═════ Dataset records ═════

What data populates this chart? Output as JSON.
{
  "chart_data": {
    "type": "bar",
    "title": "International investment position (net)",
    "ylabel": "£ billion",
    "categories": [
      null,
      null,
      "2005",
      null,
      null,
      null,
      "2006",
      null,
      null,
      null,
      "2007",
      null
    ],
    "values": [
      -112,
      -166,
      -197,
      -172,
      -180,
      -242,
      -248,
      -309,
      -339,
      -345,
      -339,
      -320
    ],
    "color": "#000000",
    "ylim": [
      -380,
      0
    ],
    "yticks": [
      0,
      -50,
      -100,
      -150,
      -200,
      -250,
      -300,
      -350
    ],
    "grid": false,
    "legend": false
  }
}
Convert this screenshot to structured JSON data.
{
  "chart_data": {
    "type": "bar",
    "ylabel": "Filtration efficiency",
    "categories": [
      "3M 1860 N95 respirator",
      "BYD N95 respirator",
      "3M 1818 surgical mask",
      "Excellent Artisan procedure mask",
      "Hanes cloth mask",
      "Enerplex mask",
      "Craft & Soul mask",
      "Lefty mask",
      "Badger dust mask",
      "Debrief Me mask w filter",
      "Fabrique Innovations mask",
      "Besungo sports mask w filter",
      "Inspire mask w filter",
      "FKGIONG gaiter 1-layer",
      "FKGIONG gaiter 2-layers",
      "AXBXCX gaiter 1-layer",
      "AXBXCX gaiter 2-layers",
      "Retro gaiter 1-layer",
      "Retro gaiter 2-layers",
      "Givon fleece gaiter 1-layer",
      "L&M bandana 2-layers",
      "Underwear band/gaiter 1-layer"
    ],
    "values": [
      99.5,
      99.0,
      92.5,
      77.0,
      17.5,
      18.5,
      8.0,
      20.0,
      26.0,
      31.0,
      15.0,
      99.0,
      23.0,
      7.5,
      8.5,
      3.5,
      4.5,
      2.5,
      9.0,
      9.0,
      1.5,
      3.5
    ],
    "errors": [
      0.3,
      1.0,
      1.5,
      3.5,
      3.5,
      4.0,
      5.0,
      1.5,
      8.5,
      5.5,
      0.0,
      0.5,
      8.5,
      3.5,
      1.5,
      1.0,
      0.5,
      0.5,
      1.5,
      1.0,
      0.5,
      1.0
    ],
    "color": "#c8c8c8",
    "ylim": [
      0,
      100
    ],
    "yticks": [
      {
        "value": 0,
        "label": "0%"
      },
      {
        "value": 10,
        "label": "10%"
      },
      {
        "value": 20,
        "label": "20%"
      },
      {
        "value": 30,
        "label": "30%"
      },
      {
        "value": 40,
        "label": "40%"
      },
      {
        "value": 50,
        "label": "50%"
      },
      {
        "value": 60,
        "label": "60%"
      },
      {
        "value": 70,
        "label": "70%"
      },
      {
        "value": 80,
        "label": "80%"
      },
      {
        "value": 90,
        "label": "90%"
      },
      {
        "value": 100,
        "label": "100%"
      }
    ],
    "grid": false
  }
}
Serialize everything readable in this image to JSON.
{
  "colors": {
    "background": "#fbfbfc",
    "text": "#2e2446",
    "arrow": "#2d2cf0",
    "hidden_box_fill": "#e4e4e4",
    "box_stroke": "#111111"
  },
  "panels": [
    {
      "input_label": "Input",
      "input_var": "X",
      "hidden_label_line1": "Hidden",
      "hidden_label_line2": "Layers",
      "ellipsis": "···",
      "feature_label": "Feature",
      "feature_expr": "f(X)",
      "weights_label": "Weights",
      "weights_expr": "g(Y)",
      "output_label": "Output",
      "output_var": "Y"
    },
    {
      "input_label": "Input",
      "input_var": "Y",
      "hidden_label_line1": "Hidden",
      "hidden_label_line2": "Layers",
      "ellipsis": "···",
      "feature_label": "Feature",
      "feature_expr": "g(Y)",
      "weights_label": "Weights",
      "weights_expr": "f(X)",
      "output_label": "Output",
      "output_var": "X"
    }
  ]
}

═════

Task goal → All of the entries above should be written out again exactly.

Answer to this task →
What data populates this chart? Output as JSON.
{
  "chart_data": {
    "type": "bar",
    "title": "International investment position (net)",
    "ylabel": "£ billion",
    "categories": [
      null,
      null,
      "2005",
      null,
      null,
      null,
      "2006",
      null,
      null,
      null,
      "2007",
      null
    ],
    "values": [
      -112,
      -166,
      -197,
      -172,
      -180,
      -242,
      -248,
      -309,
      -339,
      -345,
      -339,
      -320
    ],
    "color": "#000000",
    "ylim": [
      -380,
      0
    ],
    "yticks": [
      0,
      -50,
      -100,
      -150,
      -200,
      -250,
      -300,
      -350
    ],
    "grid": false,
    "legend": false
  }
}
Convert this screenshot to structured JSON data.
{
  "chart_data": {
    "type": "bar",
    "ylabel": "Filtration efficiency",
    "categories": [
      "3M 1860 N95 respirator",
      "BYD N95 respirator",
      "3M 1818 surgical mask",
      "Excellent Artisan procedure mask",
      "Hanes cloth mask",
      "Enerplex mask",
      "Craft & Soul mask",
      "Lefty mask",
      "Badger dust mask",
      "Debrief Me mask w filter",
      "Fabrique Innovations mask",
      "Besungo sports mask w filter",
      "Inspire mask w filter",
      "FKGIONG gaiter 1-layer",
      "FKGIONG gaiter 2-layers",
      "AXBXCX gaiter 1-layer",
      "AXBXCX gaiter 2-layers",
      "Retro gaiter 1-layer",
      "Retro gaiter 2-layers",
      "Givon fleece gaiter 1-layer",
      "L&M bandana 2-layers",
      "Underwear band/gaiter 1-layer"
    ],
    "values": [
      99.5,
      99.0,
      92.5,
      77.0,
      17.5,
      18.5,
      8.0,
      20.0,
      26.0,
      31.0,
      15.0,
      99.0,
      23.0,
      7.5,
      8.5,
      3.5,
      4.5,
      2.5,
      9.0,
      9.0,
      1.5,
      3.5
    ],
    "errors": [
      0.3,
      1.0,
      1.5,
      3.5,
      3.5,
      4.0,
      5.0,
      1.5,
      8.5,
      5.5,
      0.0,
      0.5,
      8.5,
      3.5,
      1.5,
      1.0,
      0.5,
      0.5,
      1.5,
      1.0,
      0.5,
      1.0
    ],
    "color": "#c8c8c8",
    "ylim": [
      0,
      100
    ],
    "yticks": [
      {
        "value": 0,
        "label": "0%"
      },
      {
        "value": 10,
        "label": "10%"
      },
      {
        "value": 20,
        "label": "20%"
      },
      {
        "value": 30,
        "label": "30%"
      },
      {
        "value": 40,
        "label": "40%"
      },
      {
        "value": 50,
        "label": "50%"
      },
      {
        "value": 60,
        "label": "60%"
      },
      {
        "value": 70,
        "label": "70%"
      },
      {
        "value": 80,
        "label": "80%"
      },
      {
        "value": 90,
        "label": "90%"
      },
      {
        "value": 100,
        "label": "100%"
      }
    ],
    "grid": false
  }
}
Serialize everything readable in this image to JSON.
{
  "colors": {
    "background": "#fbfbfc",
    "text": "#2e2446",
    "arrow": "#2d2cf0",
    "hidden_box_fill": "#e4e4e4",
    "box_stroke": "#111111"
  },
  "panels": [
    {
      "input_label": "Input",
      "input_var": "X",
      "hidden_label_line1": "Hidden",
      "hidden_label_line2": "Layers",
      "ellipsis": "···",
      "feature_label": "Feature",
      "feature_expr": "f(X)",
      "weights_label": "Weights",
      "weights_expr": "g(Y)",
      "output_label": "Output",
      "output_var": "Y"
    },
    {
      "input_label": "Input",
      "input_var": "Y",
      "hidden_label_line1": "Hidden",
      "hidden_label_line2": "Layers",
      "ellipsis": "···",
      "feature_label": "Feature",
      "feature_expr": "g(Y)",
      "weights_label": "Weights",
      "weights_expr": "f(X)",
      "output_label": "Output",
      "output_var": "X"
    }
  ]
}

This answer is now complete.